What you are asked to do: Where a line contains the word "ЦНИИпроектстальконструкция", copy that line in full.

Data listing:
►

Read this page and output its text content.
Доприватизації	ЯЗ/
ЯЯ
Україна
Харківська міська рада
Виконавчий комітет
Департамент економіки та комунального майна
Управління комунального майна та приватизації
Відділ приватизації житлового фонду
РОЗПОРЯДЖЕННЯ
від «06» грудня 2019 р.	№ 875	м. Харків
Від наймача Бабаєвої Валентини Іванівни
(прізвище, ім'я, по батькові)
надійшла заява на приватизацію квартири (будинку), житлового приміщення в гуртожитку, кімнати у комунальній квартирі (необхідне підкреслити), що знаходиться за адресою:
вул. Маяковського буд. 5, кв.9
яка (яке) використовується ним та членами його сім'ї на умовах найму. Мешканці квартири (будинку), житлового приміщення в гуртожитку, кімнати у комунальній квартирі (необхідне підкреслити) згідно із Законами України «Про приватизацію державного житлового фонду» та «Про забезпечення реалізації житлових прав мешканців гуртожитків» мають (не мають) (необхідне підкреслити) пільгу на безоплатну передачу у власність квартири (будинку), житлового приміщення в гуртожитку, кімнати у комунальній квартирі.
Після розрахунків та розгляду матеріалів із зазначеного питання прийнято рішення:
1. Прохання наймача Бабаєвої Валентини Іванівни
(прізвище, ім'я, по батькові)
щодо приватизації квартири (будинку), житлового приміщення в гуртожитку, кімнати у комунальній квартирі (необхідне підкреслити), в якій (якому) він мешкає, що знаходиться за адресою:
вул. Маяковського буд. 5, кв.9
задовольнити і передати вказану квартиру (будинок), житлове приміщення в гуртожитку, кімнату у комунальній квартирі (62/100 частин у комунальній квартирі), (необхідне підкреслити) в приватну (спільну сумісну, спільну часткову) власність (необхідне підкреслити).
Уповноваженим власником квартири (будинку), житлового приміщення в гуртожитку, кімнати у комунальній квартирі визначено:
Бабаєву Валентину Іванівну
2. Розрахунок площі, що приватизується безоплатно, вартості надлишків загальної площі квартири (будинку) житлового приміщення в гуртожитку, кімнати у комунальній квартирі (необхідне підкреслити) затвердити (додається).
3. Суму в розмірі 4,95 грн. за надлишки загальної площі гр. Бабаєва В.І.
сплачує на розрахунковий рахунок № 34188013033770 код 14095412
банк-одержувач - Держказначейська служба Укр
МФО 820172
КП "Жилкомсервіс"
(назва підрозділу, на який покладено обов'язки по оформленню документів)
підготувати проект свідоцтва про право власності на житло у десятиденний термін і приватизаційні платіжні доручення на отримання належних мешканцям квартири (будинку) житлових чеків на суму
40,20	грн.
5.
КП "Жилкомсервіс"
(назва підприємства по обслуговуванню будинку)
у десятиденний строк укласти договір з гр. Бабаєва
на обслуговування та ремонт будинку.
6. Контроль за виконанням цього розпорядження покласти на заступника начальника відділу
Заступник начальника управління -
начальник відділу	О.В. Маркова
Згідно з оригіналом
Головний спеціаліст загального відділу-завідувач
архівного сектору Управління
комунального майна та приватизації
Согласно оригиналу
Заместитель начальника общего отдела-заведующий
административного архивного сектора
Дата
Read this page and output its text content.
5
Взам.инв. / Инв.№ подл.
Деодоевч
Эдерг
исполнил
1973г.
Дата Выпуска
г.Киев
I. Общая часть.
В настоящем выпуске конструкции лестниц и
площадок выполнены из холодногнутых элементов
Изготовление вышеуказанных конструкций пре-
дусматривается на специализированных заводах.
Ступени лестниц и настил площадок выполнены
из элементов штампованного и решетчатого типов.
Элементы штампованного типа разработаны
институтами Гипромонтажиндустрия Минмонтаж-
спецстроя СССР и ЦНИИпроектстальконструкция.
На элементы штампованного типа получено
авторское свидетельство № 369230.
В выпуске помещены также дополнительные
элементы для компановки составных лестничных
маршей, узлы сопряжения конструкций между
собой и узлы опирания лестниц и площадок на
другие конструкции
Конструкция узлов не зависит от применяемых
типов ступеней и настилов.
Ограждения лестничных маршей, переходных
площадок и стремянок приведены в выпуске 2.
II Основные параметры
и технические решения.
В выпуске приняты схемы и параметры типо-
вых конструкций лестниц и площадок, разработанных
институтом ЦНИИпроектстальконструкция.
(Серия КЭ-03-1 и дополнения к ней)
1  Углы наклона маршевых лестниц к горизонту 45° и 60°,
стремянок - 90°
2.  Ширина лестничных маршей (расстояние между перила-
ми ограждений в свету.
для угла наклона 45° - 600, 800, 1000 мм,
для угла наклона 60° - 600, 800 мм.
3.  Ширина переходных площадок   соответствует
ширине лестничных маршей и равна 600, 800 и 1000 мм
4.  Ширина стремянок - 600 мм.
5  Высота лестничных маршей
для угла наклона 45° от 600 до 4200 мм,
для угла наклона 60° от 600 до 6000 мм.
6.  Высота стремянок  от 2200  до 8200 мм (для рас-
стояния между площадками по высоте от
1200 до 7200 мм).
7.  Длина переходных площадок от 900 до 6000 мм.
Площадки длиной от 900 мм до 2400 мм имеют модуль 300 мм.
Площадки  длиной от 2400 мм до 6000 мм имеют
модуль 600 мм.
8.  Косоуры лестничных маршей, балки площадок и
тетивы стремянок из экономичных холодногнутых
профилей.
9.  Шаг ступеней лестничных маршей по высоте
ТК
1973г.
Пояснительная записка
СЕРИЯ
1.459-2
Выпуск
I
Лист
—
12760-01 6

◄

Full answer:
спецстроя СССР и ЦНИИпроектстальконструкция.
институтом ЦНИИпроектстальконструкция.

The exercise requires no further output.